start Provided information

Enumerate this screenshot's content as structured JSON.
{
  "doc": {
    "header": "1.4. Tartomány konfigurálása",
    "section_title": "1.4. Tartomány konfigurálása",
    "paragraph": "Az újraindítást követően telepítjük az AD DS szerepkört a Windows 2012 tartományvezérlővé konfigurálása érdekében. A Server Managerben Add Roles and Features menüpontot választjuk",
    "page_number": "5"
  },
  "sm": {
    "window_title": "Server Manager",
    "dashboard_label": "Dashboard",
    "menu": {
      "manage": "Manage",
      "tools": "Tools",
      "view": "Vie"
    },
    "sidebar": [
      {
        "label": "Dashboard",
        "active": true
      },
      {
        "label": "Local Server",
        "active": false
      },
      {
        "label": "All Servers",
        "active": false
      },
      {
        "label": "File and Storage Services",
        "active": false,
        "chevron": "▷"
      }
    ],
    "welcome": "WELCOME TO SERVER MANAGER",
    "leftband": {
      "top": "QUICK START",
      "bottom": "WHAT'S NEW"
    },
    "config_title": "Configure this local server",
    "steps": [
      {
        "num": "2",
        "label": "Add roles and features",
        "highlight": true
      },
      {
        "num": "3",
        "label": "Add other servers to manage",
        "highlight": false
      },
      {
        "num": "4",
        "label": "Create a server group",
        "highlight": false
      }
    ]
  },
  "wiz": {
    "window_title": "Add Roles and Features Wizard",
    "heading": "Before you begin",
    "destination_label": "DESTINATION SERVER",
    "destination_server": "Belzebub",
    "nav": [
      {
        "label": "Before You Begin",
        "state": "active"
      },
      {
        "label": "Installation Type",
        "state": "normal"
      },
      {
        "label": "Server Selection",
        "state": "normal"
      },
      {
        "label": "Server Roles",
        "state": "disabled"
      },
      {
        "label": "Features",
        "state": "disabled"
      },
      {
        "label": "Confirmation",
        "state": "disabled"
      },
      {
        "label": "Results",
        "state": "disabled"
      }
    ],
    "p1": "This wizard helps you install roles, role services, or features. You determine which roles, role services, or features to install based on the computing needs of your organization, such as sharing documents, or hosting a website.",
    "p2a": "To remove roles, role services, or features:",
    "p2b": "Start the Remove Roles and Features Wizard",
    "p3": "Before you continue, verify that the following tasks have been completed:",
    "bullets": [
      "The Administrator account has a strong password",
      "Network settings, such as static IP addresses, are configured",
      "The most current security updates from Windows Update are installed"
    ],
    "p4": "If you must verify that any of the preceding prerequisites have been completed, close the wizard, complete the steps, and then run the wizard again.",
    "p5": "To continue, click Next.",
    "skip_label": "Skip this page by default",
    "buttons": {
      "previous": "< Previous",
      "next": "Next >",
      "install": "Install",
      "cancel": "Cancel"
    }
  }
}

end Provided information

[Stated task] Extract each line holding the string "Dashboard".

[Task result]
    "dashboard_label": "Dashboard",
        "label": "Dashboard",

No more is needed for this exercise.